INFORMATION SHOWN:
==============================

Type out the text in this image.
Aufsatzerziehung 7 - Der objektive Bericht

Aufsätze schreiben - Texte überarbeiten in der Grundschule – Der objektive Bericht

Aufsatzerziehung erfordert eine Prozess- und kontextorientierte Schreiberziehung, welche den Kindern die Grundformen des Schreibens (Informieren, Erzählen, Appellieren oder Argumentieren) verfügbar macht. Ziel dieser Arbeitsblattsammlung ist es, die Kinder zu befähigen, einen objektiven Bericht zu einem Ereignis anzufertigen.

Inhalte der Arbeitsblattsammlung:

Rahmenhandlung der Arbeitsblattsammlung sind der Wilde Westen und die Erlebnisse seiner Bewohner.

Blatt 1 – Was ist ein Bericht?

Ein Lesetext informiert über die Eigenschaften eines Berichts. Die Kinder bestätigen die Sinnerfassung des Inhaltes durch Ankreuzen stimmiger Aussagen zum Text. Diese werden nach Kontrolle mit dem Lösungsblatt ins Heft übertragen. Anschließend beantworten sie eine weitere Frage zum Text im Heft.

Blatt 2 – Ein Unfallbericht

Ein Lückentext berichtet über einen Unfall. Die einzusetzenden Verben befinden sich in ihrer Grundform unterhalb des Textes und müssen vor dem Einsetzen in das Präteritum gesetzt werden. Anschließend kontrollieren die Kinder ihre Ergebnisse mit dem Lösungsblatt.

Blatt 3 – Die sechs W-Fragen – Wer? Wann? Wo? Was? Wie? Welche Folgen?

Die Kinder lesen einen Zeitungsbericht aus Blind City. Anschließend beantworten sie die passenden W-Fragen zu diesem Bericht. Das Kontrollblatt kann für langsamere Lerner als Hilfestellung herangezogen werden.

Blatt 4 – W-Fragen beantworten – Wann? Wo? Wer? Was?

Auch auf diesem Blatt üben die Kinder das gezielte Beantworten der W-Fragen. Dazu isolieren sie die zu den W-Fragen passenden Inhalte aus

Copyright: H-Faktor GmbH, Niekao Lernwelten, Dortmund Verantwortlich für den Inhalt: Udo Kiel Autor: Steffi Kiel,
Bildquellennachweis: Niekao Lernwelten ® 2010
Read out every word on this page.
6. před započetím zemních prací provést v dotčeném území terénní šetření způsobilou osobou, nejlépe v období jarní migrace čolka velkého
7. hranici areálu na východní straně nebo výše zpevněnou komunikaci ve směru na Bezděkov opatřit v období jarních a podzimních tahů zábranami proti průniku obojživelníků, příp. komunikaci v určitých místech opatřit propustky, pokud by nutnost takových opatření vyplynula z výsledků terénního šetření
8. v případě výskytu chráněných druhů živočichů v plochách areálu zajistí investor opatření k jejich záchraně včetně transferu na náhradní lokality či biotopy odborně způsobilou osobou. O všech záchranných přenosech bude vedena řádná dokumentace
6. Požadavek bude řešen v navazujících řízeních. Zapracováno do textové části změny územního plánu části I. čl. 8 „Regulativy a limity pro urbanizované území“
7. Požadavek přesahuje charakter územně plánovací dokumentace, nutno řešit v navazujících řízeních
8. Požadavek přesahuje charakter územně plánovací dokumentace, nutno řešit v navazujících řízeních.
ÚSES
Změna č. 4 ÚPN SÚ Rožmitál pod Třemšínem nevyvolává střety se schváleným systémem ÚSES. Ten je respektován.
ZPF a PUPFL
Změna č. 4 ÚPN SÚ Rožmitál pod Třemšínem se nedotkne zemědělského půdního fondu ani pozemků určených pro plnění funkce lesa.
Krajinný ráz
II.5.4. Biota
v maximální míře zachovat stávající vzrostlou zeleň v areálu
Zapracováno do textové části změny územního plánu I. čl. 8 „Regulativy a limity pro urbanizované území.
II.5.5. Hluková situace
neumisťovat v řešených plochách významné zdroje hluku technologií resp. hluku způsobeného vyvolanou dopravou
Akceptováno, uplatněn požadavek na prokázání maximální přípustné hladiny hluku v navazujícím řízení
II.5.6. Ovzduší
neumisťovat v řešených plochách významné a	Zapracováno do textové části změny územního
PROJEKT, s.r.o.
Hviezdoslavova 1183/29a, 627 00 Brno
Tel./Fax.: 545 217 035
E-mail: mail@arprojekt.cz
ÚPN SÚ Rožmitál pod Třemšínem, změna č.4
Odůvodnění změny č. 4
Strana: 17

==============================

YOUR GOAL:
Your task is to repeat the data exactly; please include every line.

COMPLETED EXERCISE:
Type out the text in this image.
Aufsatzerziehung 7 - Der objektive Bericht

Aufsätze schreiben - Texte überarbeiten in der Grundschule – Der objektive Bericht

Aufsatzerziehung erfordert eine Prozess- und kontextorientierte Schreiberziehung, welche den Kindern die Grundformen des Schreibens (Informieren, Erzählen, Appellieren oder Argumentieren) verfügbar macht. Ziel dieser Arbeitsblattsammlung ist es, die Kinder zu befähigen, einen objektiven Bericht zu einem Ereignis anzufertigen.

Inhalte der Arbeitsblattsammlung:

Rahmenhandlung der Arbeitsblattsammlung sind der Wilde Westen und die Erlebnisse seiner Bewohner.

Blatt 1 – Was ist ein Bericht?

Ein Lesetext informiert über die Eigenschaften eines Berichts. Die Kinder bestätigen die Sinnerfassung des Inhaltes durch Ankreuzen stimmiger Aussagen zum Text. Diese werden nach Kontrolle mit dem Lösungsblatt ins Heft übertragen. Anschließend beantworten sie eine weitere Frage zum Text im Heft.

Blatt 2 – Ein Unfallbericht

Ein Lückentext berichtet über einen Unfall. Die einzusetzenden Verben befinden sich in ihrer Grundform unterhalb des Textes und müssen vor dem Einsetzen in das Präteritum gesetzt werden. Anschließend kontrollieren die Kinder ihre Ergebnisse mit dem Lösungsblatt.

Blatt 3 – Die sechs W-Fragen – Wer? Wann? Wo? Was? Wie? Welche Folgen?

Die Kinder lesen einen Zeitungsbericht aus Blind City. Anschließend beantworten sie die passenden W-Fragen zu diesem Bericht. Das Kontrollblatt kann für langsamere Lerner als Hilfestellung herangezogen werden.

Blatt 4 – W-Fragen beantworten – Wann? Wo? Wer? Was?

Auch auf diesem Blatt üben die Kinder das gezielte Beantworten der W-Fragen. Dazu isolieren sie die zu den W-Fragen passenden Inhalte aus

Copyright: H-Faktor GmbH, Niekao Lernwelten, Dortmund Verantwortlich für den Inhalt: Udo Kiel Autor: Steffi Kiel,
Bildquellennachweis: Niekao Lernwelten ® 2010
Read out every word on this page.
6. před započetím zemních prací provést v dotčeném území terénní šetření způsobilou osobou, nejlépe v období jarní migrace čolka velkého
7. hranici areálu na východní straně nebo výše zpevněnou komunikaci ve směru na Bezděkov opatřit v období jarních a podzimních tahů zábranami proti průniku obojživelníků, příp. komunikaci v určitých místech opatřit propustky, pokud by nutnost takových opatření vyplynula z výsledků terénního šetření
8. v případě výskytu chráněných druhů živočichů v plochách areálu zajistí investor opatření k jejich záchraně včetně transferu na náhradní lokality či biotopy odborně způsobilou osobou. O všech záchranných přenosech bude vedena řádná dokumentace
6. Požadavek bude řešen v navazujících řízeních. Zapracováno do textové části změny územního plánu části I. čl. 8 „Regulativy a limity pro urbanizované území“
7. Požadavek přesahuje charakter územně plánovací dokumentace, nutno řešit v navazujících řízeních
8. Požadavek přesahuje charakter územně plánovací dokumentace, nutno řešit v navazujících řízeních.
ÚSES
Změna č. 4 ÚPN SÚ Rožmitál pod Třemšínem nevyvolává střety se schváleným systémem ÚSES. Ten je respektován.
ZPF a PUPFL
Změna č. 4 ÚPN SÚ Rožmitál pod Třemšínem se nedotkne zemědělského půdního fondu ani pozemků určených pro plnění funkce lesa.
Krajinný ráz
II.5.4. Biota
v maximální míře zachovat stávající vzrostlou zeleň v areálu
Zapracováno do textové části změny územního plánu I. čl. 8 „Regulativy a limity pro urbanizované území.
II.5.5. Hluková situace
neumisťovat v řešených plochách významné zdroje hluku technologií resp. hluku způsobeného vyvolanou dopravou
Akceptováno, uplatněn požadavek na prokázání maximální přípustné hladiny hluku v navazujícím řízení
II.5.6. Ovzduší
neumisťovat v řešených plochách významné a	Zapracováno do textové části změny územního
PROJEKT, s.r.o.
Hviezdoslavova 1183/29a, 627 00 Brno
Tel./Fax.: 545 217 035
E-mail: mail@arprojekt.cz
ÚPN SÚ Rožmitál pod Třemšínem, změna č.4
Odůvodnění změny č. 4
Strana: 17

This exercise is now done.